**The data**
↓↓↓

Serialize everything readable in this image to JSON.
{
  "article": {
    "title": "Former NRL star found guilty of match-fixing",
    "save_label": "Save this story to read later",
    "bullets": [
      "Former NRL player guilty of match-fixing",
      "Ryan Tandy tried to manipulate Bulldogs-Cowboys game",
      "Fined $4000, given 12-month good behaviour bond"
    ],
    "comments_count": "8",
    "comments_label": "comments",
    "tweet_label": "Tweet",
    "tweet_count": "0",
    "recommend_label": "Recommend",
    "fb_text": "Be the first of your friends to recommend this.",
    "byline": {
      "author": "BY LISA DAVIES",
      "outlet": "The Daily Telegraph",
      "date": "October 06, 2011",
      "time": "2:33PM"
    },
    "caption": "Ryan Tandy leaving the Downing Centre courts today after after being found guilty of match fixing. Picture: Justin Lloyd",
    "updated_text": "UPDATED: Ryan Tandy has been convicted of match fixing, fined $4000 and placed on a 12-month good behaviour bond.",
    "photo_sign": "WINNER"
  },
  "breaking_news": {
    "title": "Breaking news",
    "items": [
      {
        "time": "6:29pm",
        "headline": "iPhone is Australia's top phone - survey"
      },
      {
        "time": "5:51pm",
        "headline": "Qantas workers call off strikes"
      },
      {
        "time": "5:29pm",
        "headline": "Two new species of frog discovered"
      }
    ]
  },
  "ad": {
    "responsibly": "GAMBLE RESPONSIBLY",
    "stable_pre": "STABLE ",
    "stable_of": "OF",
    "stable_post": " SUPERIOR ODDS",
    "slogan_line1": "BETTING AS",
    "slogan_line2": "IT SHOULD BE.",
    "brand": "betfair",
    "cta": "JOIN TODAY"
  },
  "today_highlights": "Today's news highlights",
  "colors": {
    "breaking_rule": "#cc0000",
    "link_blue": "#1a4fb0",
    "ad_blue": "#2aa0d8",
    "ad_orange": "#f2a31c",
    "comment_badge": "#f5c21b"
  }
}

↑↑↑

**Aim of the task**
Copy out each line of the data containing the string "guilty".

**Exercise output**
    "title": "Former NRL star found guilty of match-fixing",
      "Former NRL player guilty of match-fixing",
    "caption": "Ryan Tandy leaving the Downing Centre courts today after after being found guilty of match fixing. Picture: Justin Lloyd",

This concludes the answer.